--- start of Material for this exercise ---

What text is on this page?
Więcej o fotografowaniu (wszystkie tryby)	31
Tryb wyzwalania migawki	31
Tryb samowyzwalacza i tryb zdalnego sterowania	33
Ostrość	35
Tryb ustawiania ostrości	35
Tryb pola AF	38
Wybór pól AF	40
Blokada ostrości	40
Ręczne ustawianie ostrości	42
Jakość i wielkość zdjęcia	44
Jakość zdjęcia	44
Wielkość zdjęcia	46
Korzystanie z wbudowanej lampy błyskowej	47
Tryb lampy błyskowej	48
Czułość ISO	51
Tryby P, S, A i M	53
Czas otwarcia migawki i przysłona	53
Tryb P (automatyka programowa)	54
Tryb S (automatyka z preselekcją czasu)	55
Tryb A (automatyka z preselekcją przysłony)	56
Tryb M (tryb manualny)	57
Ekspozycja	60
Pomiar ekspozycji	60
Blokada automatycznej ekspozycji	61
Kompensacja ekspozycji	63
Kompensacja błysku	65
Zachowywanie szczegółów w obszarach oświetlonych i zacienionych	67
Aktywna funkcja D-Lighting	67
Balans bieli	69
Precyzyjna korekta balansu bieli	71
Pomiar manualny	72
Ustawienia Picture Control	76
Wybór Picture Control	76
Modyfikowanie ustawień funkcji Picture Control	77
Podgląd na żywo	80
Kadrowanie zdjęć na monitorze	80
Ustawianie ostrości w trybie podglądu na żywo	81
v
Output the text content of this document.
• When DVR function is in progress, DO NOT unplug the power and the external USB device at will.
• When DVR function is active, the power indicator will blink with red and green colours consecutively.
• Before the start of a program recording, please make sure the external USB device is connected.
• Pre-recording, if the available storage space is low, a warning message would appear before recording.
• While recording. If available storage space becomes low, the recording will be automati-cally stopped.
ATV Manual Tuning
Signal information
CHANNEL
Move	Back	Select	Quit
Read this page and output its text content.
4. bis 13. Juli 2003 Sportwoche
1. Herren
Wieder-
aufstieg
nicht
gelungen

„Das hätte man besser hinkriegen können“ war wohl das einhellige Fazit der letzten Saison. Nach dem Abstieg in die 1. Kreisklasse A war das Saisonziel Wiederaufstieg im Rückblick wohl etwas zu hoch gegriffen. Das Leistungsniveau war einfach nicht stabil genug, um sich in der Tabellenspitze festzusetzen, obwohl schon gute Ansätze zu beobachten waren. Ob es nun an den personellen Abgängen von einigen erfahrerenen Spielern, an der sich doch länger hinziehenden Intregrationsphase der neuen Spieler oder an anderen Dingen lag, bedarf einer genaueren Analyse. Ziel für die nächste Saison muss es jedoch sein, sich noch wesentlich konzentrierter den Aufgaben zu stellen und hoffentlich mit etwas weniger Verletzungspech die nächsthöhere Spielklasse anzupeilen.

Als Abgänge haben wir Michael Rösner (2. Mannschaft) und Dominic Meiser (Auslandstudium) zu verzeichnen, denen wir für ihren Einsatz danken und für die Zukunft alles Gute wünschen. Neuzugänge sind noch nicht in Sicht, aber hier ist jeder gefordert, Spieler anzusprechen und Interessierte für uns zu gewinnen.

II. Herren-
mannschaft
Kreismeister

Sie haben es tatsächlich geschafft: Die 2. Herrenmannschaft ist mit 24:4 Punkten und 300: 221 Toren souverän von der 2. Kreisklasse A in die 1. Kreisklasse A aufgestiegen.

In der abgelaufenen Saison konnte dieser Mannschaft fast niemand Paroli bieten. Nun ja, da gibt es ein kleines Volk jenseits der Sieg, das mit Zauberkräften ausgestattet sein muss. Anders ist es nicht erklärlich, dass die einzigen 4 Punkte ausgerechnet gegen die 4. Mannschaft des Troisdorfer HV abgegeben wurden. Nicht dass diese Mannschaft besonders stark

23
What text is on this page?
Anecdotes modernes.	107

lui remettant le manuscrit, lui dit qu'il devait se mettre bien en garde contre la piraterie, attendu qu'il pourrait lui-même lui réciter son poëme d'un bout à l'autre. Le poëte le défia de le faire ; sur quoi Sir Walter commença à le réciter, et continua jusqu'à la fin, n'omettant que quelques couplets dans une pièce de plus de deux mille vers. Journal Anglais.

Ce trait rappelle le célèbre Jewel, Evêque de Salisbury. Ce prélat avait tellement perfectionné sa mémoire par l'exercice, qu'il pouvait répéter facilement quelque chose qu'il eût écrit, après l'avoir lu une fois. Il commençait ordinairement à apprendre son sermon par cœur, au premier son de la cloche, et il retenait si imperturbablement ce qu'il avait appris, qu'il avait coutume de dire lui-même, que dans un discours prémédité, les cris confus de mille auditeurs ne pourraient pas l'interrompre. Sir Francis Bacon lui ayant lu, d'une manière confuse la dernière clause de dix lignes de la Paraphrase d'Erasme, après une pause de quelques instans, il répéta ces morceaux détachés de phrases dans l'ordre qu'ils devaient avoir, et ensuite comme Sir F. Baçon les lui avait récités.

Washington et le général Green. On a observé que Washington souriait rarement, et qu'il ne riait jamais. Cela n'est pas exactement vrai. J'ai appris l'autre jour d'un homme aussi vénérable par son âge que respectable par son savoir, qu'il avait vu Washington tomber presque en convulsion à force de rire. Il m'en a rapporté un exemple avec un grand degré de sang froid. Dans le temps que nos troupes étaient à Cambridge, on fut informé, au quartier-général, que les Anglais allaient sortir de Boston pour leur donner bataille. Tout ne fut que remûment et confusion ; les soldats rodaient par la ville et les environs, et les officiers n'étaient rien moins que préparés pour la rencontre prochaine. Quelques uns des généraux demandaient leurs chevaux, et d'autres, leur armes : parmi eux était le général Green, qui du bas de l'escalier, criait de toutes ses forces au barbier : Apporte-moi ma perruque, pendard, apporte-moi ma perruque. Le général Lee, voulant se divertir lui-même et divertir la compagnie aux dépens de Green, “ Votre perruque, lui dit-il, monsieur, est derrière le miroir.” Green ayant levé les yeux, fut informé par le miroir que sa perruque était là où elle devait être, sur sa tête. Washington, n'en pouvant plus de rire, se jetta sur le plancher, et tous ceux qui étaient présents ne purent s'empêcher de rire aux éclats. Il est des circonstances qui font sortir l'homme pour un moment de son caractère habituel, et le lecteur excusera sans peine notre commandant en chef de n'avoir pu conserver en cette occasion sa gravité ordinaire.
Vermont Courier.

--- end of Material for this exercise ---

Problem statement:
Look through the data and gather every line with the string "błyskowej" in it.

Expected answer:
Korzystanie z wbudowanej lampy błyskowej	47
Tryb lampy błyskowej	48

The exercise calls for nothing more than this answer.